Dataset items:
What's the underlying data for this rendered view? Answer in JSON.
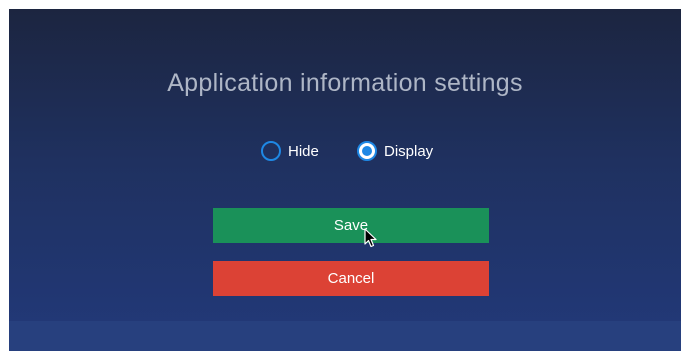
{
  "dialog": {
    "title": "Application information settings"
  },
  "visibility": {
    "options": [
      {
        "label": "Hide",
        "selected": false
      },
      {
        "label": "Display",
        "selected": true
      }
    ]
  },
  "actions": {
    "save_label": "Save",
    "cancel_label": "Cancel"
  },
  "colors": {
    "save": "#1a9159",
    "cancel": "#dc4235",
    "radio_accent": "#1e88e5"
  },
  "icons": {
    "pointer": "mouse-pointer-icon"
  }
}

PROMPT: Output the full set of records above without changing a word, and drop the images.

ANSWER TO THE TASK:
What's the underlying data for this rendered view? Answer in JSON.
{
  "dialog": {
    "title": "Application information settings"
  },
  "visibility": {
    "options": [
      {
        "label": "Hide",
        "selected": false
      },
      {
        "label": "Display",
        "selected": true
      }
    ]
  },
  "actions": {
    "save_label": "Save",
    "cancel_label": "Cancel"
  },
  "colors": {
    "save": "#1a9159",
    "cancel": "#dc4235",
    "radio_accent": "#1e88e5"
  },
  "icons": {
    "pointer": "mouse-pointer-icon"
  }
}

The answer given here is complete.